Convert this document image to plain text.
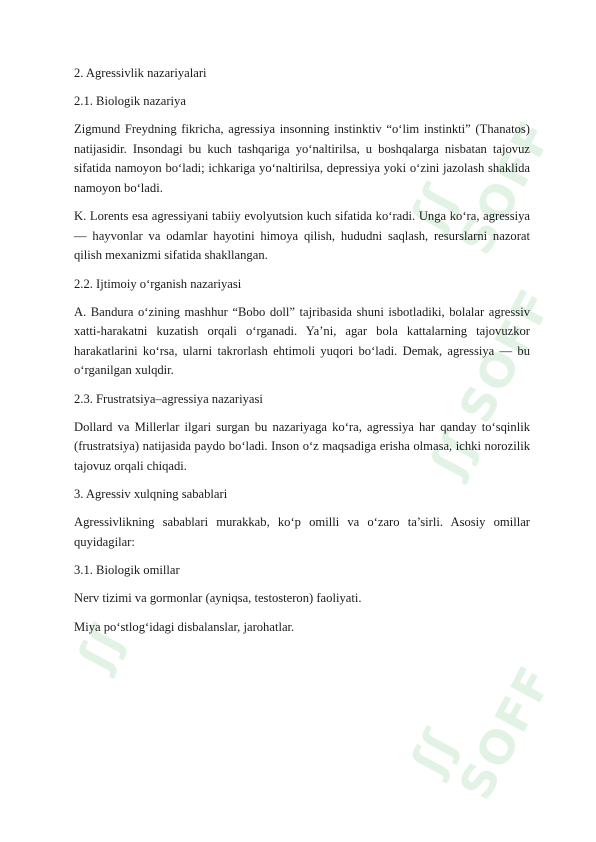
ʃʃ SOFF
ʃʃ SOFF
ʃʃ
ʃʃ SOFF

2. Agressivlik nazariyalari

2.1. Biologik nazariya

Zigmund Freydning fikricha, agressiya insonning instinktiv “o‘lim instinkti” (Thanatos) natijasidir. Insondagi bu kuch tashqariga yo‘naltirilsa, u boshqalarga nisbatan tajovuz sifatida namoyon bo‘ladi; ichkariga yo‘naltirilsa, depressiya yoki o‘zini jazolash shaklida namoyon bo‘ladi.

K. Lorents esa agressiyani tabiiy evolyutsion kuch sifatida ko‘radi. Unga ko‘ra, agressiya — hayvonlar va odamlar hayotini himoya qilish, hududni saqlash, resurslarni nazorat qilish mexanizmi sifatida shakllangan.

2.2. Ijtimoiy o‘rganish nazariyasi

A. Bandura o‘zining mashhur “Bobo doll” tajribasida shuni isbotladiki, bolalar agressiv xatti-harakatni kuzatish orqali o‘rganadi. Ya’ni, agar bola kattalarning tajovuzkor harakatlarini ko‘rsa, ularni takrorlash ehtimoli yuqori bo‘ladi. Demak, agressiya — bu o‘rganilgan xulqdir.

2.3. Frustratsiya–agressiya nazariyasi

Dollard va Millerlar ilgari surgan bu nazariyaga ko‘ra, agressiya har qanday to‘sqinlik (frustratsiya) natijasida paydo bo‘ladi. Inson o‘z maqsadiga erisha olmasa, ichki norozilik tajovuz orqali chiqadi.

3. Agressiv xulqning sabablari

Agressivlikning sabablari murakkab, ko‘p omilli va o‘zaro ta’sirli. Asosiy omillar quyidagilar:

3.1. Biologik omillar

Nerv tizimi va gormonlar (ayniqsa, testosteron) faoliyati.

Miya po‘stlog‘idagi disbalanslar, jarohatlar.
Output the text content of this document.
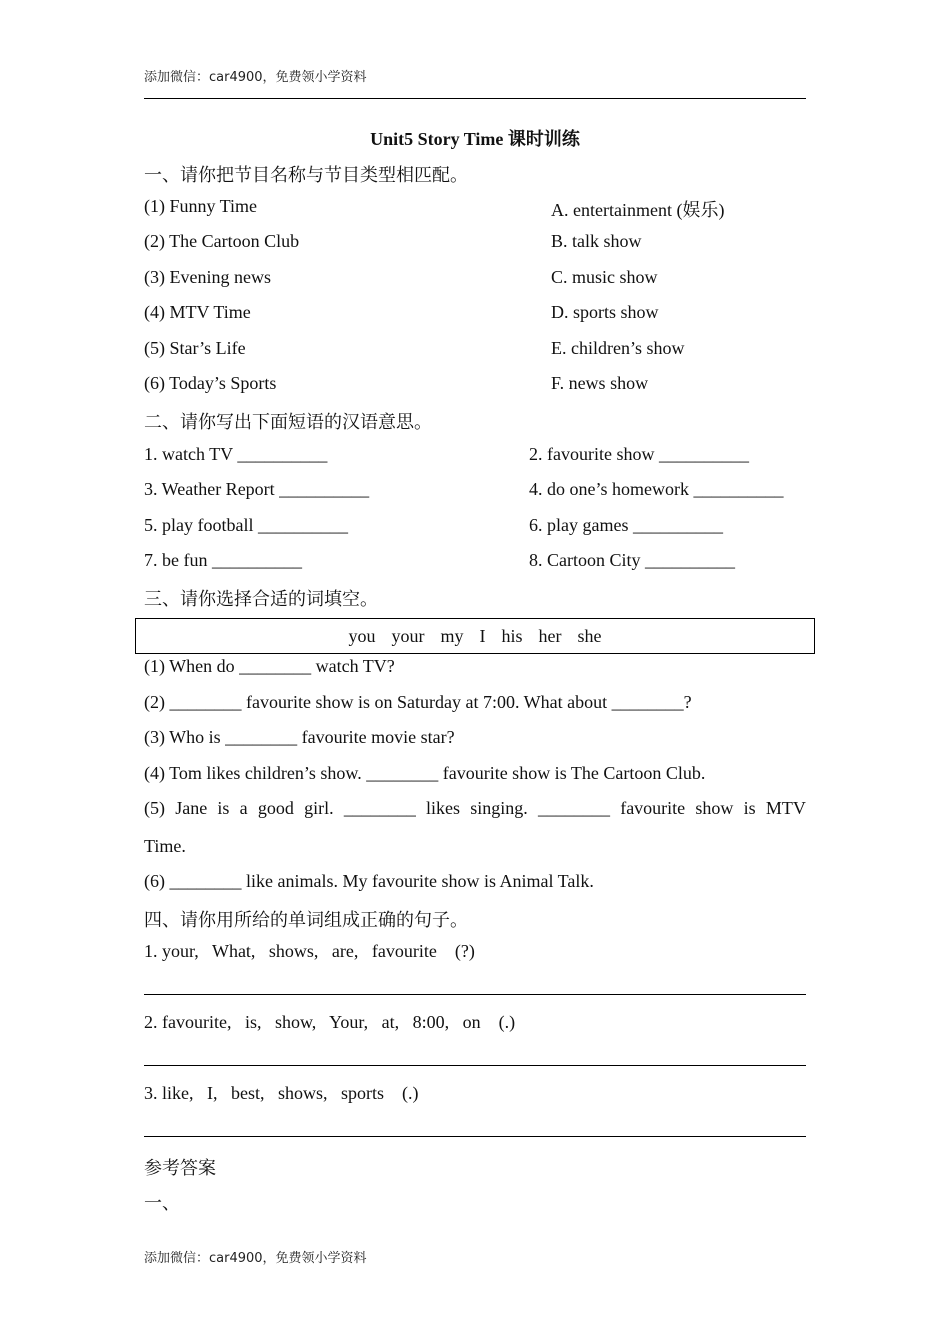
添加微信：car4900，免费领小学资料
Unit5 Story Time 课时训练
一、请你把节目名称与节目类型相匹配。
(1) Funny Time
(2) The Cartoon Club
(3) Evening news
(4) MTV Time
(5) Star’s Life
(6) Today’s Sports
A. entertainment (娱乐)
B. talk show
C. music show
D. sports show
E. children’s show
F. news show
二、请你写出下面短语的汉语意思。
1. watch TV __________
3. Weather Report __________
5. play football __________
7. be fun __________
2. favourite show __________
4. do one’s homework __________
6. play games __________
8. Cartoon City __________
三、请你选择合适的词填空。
you your my I his her she
(1) When do ________ watch TV?
(2) ________ favourite show is on Saturday at 7:00. What about ________?
(3) Who is ________ favourite movie star?
(4) Tom likes children’s show. ________ favourite show is The Cartoon Club.
(5) Jane is a good girl. ________ likes singing. ________ favourite show is MTV
Time.
(6) ________ like animals. My favourite show is Animal Talk.
四、请你用所给的单词组成正确的句子。
1. your,   What,   shows,   are,   favourite    (?)
2. favourite,   is,   show,   Your,   at,   8:00,   on    (.)
3. like,   I,   best,   shows,   sports    (.)
参考答案
一、
添加微信：car4900，免费领小学资料
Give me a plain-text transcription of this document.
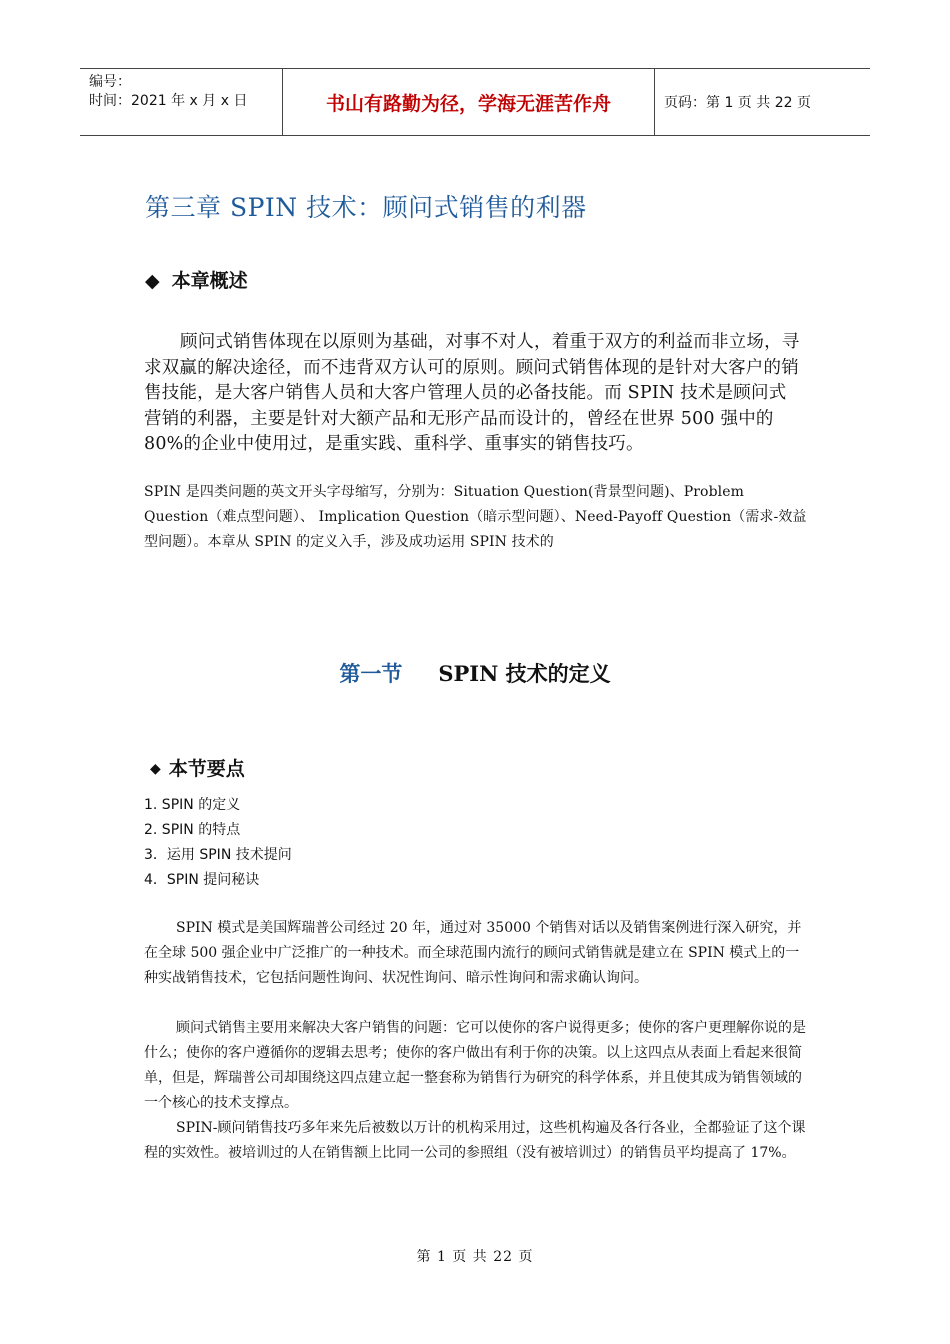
编号：
时间：2021 年 x 月 x 日	书山有路勤为径，学海无涯苦作舟	页码：第 1 页 共 22 页
第三章 SPIN 技术：顾问式销售的利器
◆ 本章概述

顾问式销售体现在以原则为基础，对事不对人，着重于双方的利益而非立场，寻求双赢的解决途径，而不违背双方认可的原则。顾问式销售体现的是针对大客户的销售技能，是大客户销售人员和大客户管理人员的必备技能。而 SPIN 技术是顾问式营销的利器，主要是针对大额产品和无形产品而设计的，曾经在世界 500 强中的 80%的企业中使用过，是重实践、重科学、重事实的销售技巧。

SPIN 是四类问题的英文开头字母缩写，分别为：Situation Question(背景型问题)、Problem Question（难点型问题）、 Implication Question（暗示型问题）、Need-Payoff Question（需求-效益型问题）。本章从 SPIN 的定义入手，涉及成功运用 SPIN 技术的

第一节 SPIN 技术的定义
◆ 本节要点
1. SPIN 的定义
2. SPIN 的特点
3．运用 SPIN 技术提问
4．SPIN 提问秘诀

SPIN 模式是美国辉瑞普公司经过 20 年，通过对 35000 个销售对话以及销售案例进行深入研究，并在全球 500 强企业中广泛推广的一种技术。而全球范围内流行的顾问式销售就是建立在 SPIN 模式上的一种实战销售技术，它包括问题性询问、状况性询问、暗示性询问和需求确认询问。

顾问式销售主要用来解决大客户销售的问题：它可以使你的客户说得更多；使你的客户更理解你说的是什么；使你的客户遵循你的逻辑去思考；使你的客户做出有利于你的决策。以上这四点从表面上看起来很简单，但是，辉瑞普公司却围绕这四点建立起一整套称为销售行为研究的科学体系，并且使其成为销售领域的一个核心的技术支撑点。

SPIN-顾问销售技巧多年来先后被数以万计的机构采用过，这些机构遍及各行各业，全都验证了这个课程的实效性。被培训过的人在销售额上比同一公司的参照组（没有被培训过）的销售员平均提高了 17%。

第 1 页 共 22 页
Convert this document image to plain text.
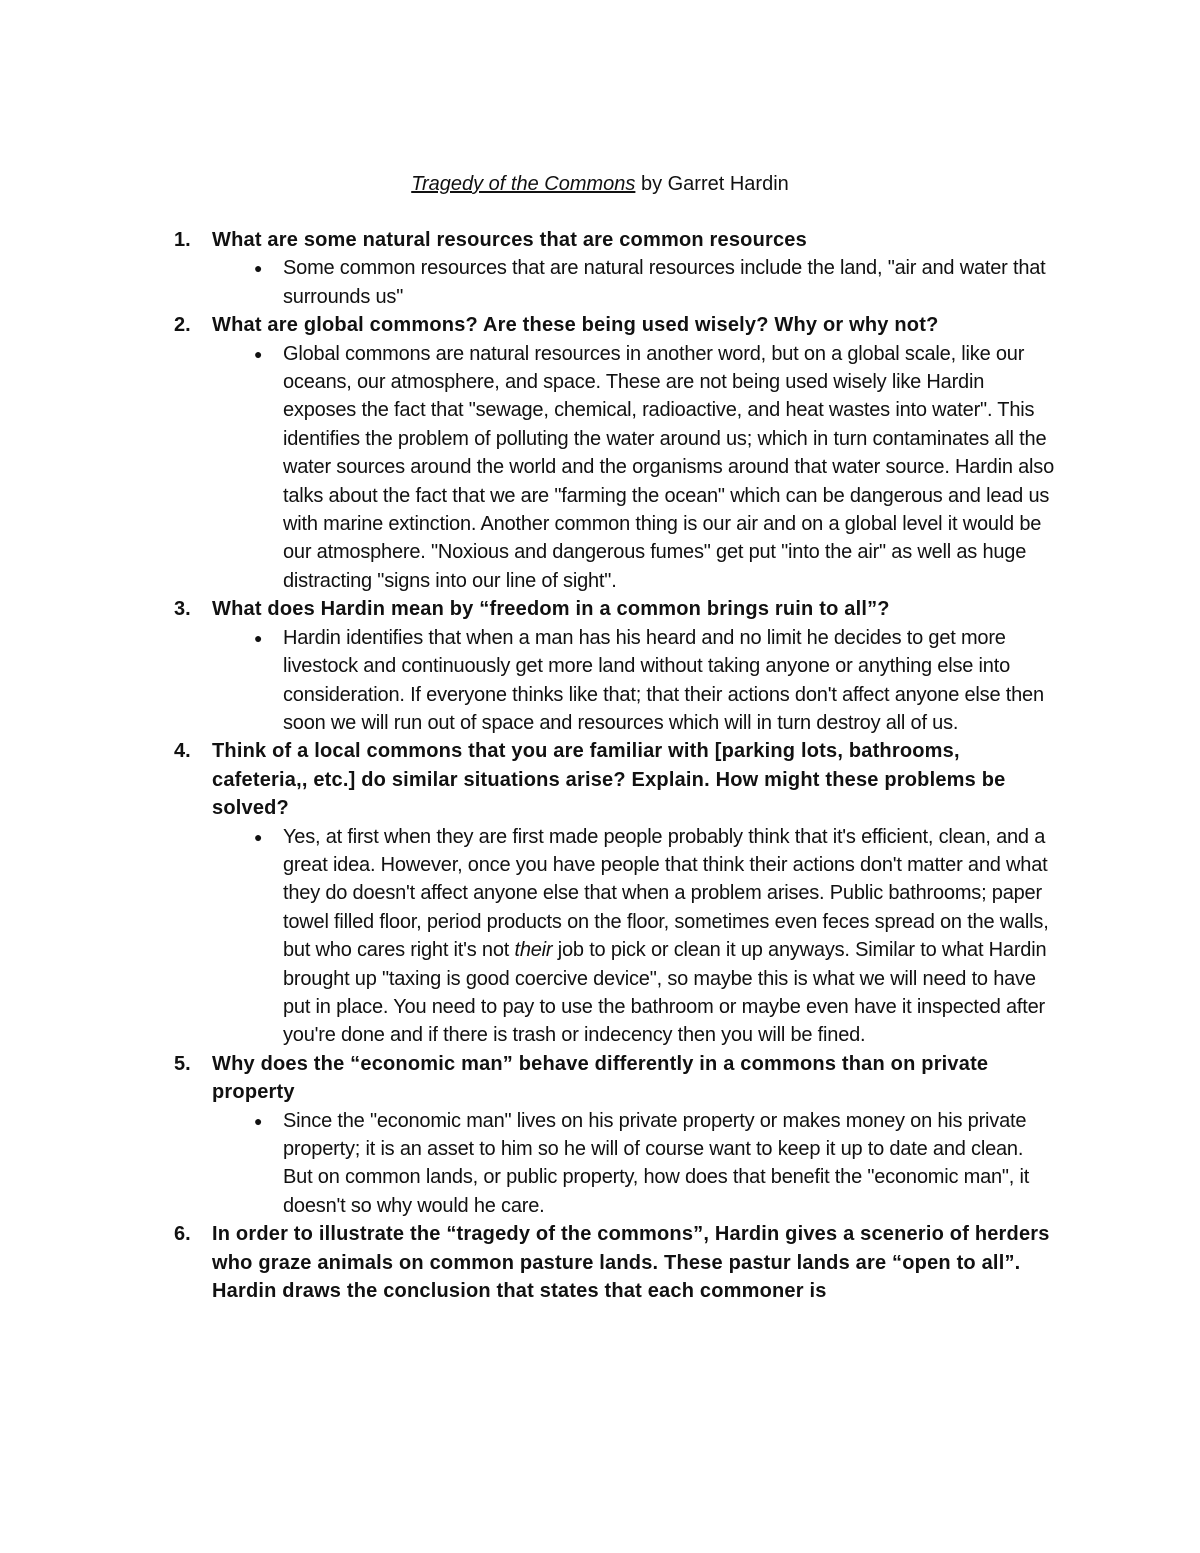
Tragedy of the Commons by Garret Hardin
1. What are some natural resources that are common resources
● Some common resources that are natural resources include the land, "air and water that surrounds us"
2. What are global commons? Are these being used wisely? Why or why not?
● Global commons are natural resources in another word, but on a global scale, like our oceans, our atmosphere, and space. These are not being used wisely like Hardin exposes the fact that "sewage, chemical, radioactive, and heat wastes into water". This identifies the problem of polluting the water around us; which in turn contaminates all the water sources around the world and the organisms around that water source. Hardin also talks about the fact that we are "farming the ocean" which can be dangerous and lead us with marine extinction. Another common thing is our air and on a global level it would be our atmosphere. "Noxious and dangerous fumes" get put "into the air" as well as huge distracting "signs into our line of sight".
3. What does Hardin mean by “freedom in a common brings ruin to all”?
● Hardin identifies that when a man has his heard and no limit he decides to get more livestock and continuously get more land without taking anyone or anything else into consideration. If everyone thinks like that; that their actions don't affect anyone else then soon we will run out of space and resources which will in turn destroy all of us.
4. Think of a local commons that you are familiar with [parking lots, bathrooms, cafeteria,, etc.] do similar situations arise? Explain. How might these problems be solved?
● Yes, at first when they are first made people probably think that it's efficient, clean, and a great idea. However, once you have people that think their actions don't matter and what they do doesn't affect anyone else that when a problem arises. Public bathrooms; paper towel filled floor, period products on the floor, sometimes even feces spread on the walls, but who cares right it's not their job to pick or clean it up anyways. Similar to what Hardin brought up "taxing is good coercive device", so maybe this is what we will need to have put in place. You need to pay to use the bathroom or maybe even have it inspected after you're done and if there is trash or indecency then you will be fined.
5. Why does the “economic man” behave differently in a commons than on private property
● Since the "economic man" lives on his private property or makes money on his private property; it is an asset to him so he will of course want to keep it up to date and clean. But on common lands, or public property, how does that benefit the "economic man", it doesn't so why would he care.
6. In order to illustrate the “tragedy of the commons”, Hardin gives a scenerio of herders who graze animals on common pasture lands. These pastur lands are “open to all”. Hardin draws the conclusion that states that each commoner is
****************************************
● **TASK STATEMENT**
Restate the whole listing above exactly, please, omitting every image.

● **THE COMPLETED TASK**
Convert this document image to plain text.
ʃʃ SOFF
ʃʃ SOFF
ʃʃ
ʃʃ SOFF

2. Agressivlik nazariyalari

2.1. Biologik nazariya

Zigmund Freydning fikricha, agressiya insonning instinktiv “o‘lim instinkti” (Thanatos) natijasidir. Insondagi bu kuch tashqariga yo‘naltirilsa, u boshqalarga nisbatan tajovuz sifatida namoyon bo‘ladi; ichkariga yo‘naltirilsa, depressiya yoki o‘zini jazolash shaklida namoyon bo‘ladi.

K. Lorents esa agressiyani tabiiy evolyutsion kuch sifatida ko‘radi. Unga ko‘ra, agressiya — hayvonlar va odamlar hayotini himoya qilish, hududni saqlash, resurslarni nazorat qilish mexanizmi sifatida shakllangan.

2.2. Ijtimoiy o‘rganish nazariyasi

A. Bandura o‘zining mashhur “Bobo doll” tajribasida shuni isbotladiki, bolalar agressiv xatti-harakatni kuzatish orqali o‘rganadi. Ya’ni, agar bola kattalarning tajovuzkor harakatlarini ko‘rsa, ularni takrorlash ehtimoli yuqori bo‘ladi. Demak, agressiya — bu o‘rganilgan xulqdir.

2.3. Frustratsiya–agressiya nazariyasi

Dollard va Millerlar ilgari surgan bu nazariyaga ko‘ra, agressiya har qanday to‘sqinlik (frustratsiya) natijasida paydo bo‘ladi. Inson o‘z maqsadiga erisha olmasa, ichki norozilik tajovuz orqali chiqadi.

3. Agressiv xulqning sabablari

Agressivlikning sabablari murakkab, ko‘p omilli va o‘zaro ta’sirli. Asosiy omillar quyidagilar:

3.1. Biologik omillar

Nerv tizimi va gormonlar (ayniqsa, testosteron) faoliyati.

Miya po‘stlog‘idagi disbalanslar, jarohatlar.
Output the text content of this document.
添加微信：car4900，免费领小学资料
Unit5 Story Time 课时训练
一、请你把节目名称与节目类型相匹配。
(1) Funny Time
(2) The Cartoon Club
(3) Evening news
(4) MTV Time
(5) Star’s Life
(6) Today’s Sports
A. entertainment (娱乐)
B. talk show
C. music show
D. sports show
E. children’s show
F. news show
二、请你写出下面短语的汉语意思。
1. watch TV __________
3. Weather Report __________
5. play football __________
7. be fun __________
2. favourite show __________
4. do one’s homework __________
6. play games __________
8. Cartoon City __________
三、请你选择合适的词填空。
you your my I his her she
(1) When do ________ watch TV?
(2) ________ favourite show is on Saturday at 7:00. What about ________?
(3) Who is ________ favourite movie star?
(4) Tom likes children’s show. ________ favourite show is The Cartoon Club.
(5) Jane is a good girl. ________ likes singing. ________ favourite show is MTV
Time.
(6) ________ like animals. My favourite show is Animal Talk.
四、请你用所给的单词组成正确的句子。
1. your,   What,   shows,   are,   favourite    (?)
2. favourite,   is,   show,   Your,   at,   8:00,   on    (.)
3. like,   I,   best,   shows,   sports    (.)
参考答案
一、
添加微信：car4900，免费领小学资料
Give me a plain-text transcription of this document.
编号：
时间：2021 年 x 月 x 日	书山有路勤为径，学海无涯苦作舟	页码：第 1 页 共 22 页
第三章 SPIN 技术：顾问式销售的利器
◆ 本章概述

顾问式销售体现在以原则为基础，对事不对人，着重于双方的利益而非立场，寻求双赢的解决途径，而不违背双方认可的原则。顾问式销售体现的是针对大客户的销售技能，是大客户销售人员和大客户管理人员的必备技能。而 SPIN 技术是顾问式营销的利器，主要是针对大额产品和无形产品而设计的，曾经在世界 500 强中的 80%的企业中使用过，是重实践、重科学、重事实的销售技巧。

SPIN 是四类问题的英文开头字母缩写，分别为：Situation Question(背景型问题)、Problem Question（难点型问题）、 Implication Question（暗示型问题）、Need-Payoff Question（需求-效益型问题）。本章从 SPIN 的定义入手，涉及成功运用 SPIN 技术的

第一节 SPIN 技术的定义
◆ 本节要点
1. SPIN 的定义
2. SPIN 的特点
3．运用 SPIN 技术提问
4．SPIN 提问秘诀

SPIN 模式是美国辉瑞普公司经过 20 年，通过对 35000 个销售对话以及销售案例进行深入研究，并在全球 500 强企业中广泛推广的一种技术。而全球范围内流行的顾问式销售就是建立在 SPIN 模式上的一种实战销售技术，它包括问题性询问、状况性询问、暗示性询问和需求确认询问。

顾问式销售主要用来解决大客户销售的问题：它可以使你的客户说得更多；使你的客户更理解你说的是什么；使你的客户遵循你的逻辑去思考；使你的客户做出有利于你的决策。以上这四点从表面上看起来很简单，但是，辉瑞普公司却围绕这四点建立起一整套称为销售行为研究的科学体系，并且使其成为销售领域的一个核心的技术支撑点。

SPIN-顾问销售技巧多年来先后被数以万计的机构采用过，这些机构遍及各行各业，全都验证了这个课程的实效性。被培训过的人在销售额上比同一公司的参照组（没有被培训过）的销售员平均提高了 17%。

第 1 页 共 22 页
Convert this document image to plain text.
Tragedy of the Commons by Garret Hardin
1. What are some natural resources that are common resources
● Some common resources that are natural resources include the land, "air and water that surrounds us"
2. What are global commons? Are these being used wisely? Why or why not?
● Global commons are natural resources in another word, but on a global scale, like our oceans, our atmosphere, and space. These are not being used wisely like Hardin exposes the fact that "sewage, chemical, radioactive, and heat wastes into water". This identifies the problem of polluting the water around us; which in turn contaminates all the water sources around the world and the organisms around that water source. Hardin also talks about the fact that we are "farming the ocean" which can be dangerous and lead us with marine extinction. Another common thing is our air and on a global level it would be our atmosphere. "Noxious and dangerous fumes" get put "into the air" as well as huge distracting "signs into our line of sight".
3. What does Hardin mean by “freedom in a common brings ruin to all”?
● Hardin identifies that when a man has his heard and no limit he decides to get more livestock and continuously get more land without taking anyone or anything else into consideration. If everyone thinks like that; that their actions don't affect anyone else then soon we will run out of space and resources which will in turn destroy all of us.
4. Think of a local commons that you are familiar with [parking lots, bathrooms, cafeteria,, etc.] do similar situations arise? Explain. How might these problems be solved?
● Yes, at first when they are first made people probably think that it's efficient, clean, and a great idea. However, once you have people that think their actions don't matter and what they do doesn't affect anyone else that when a problem arises. Public bathrooms; paper towel filled floor, period products on the floor, sometimes even feces spread on the walls, but who cares right it's not their job to pick or clean it up anyways. Similar to what Hardin brought up "taxing is good coercive device", so maybe this is what we will need to have put in place. You need to pay to use the bathroom or maybe even have it inspected after you're done and if there is trash or indecency then you will be fined.
5. Why does the “economic man” behave differently in a commons than on private property
● Since the "economic man" lives on his private property or makes money on his private property; it is an asset to him so he will of course want to keep it up to date and clean. But on common lands, or public property, how does that benefit the "economic man", it doesn't so why would he care.
6. In order to illustrate the “tragedy of the commons”, Hardin gives a scenerio of herders who graze animals on common pasture lands. These pastur lands are “open to all”. Hardin draws the conclusion that states that each commoner is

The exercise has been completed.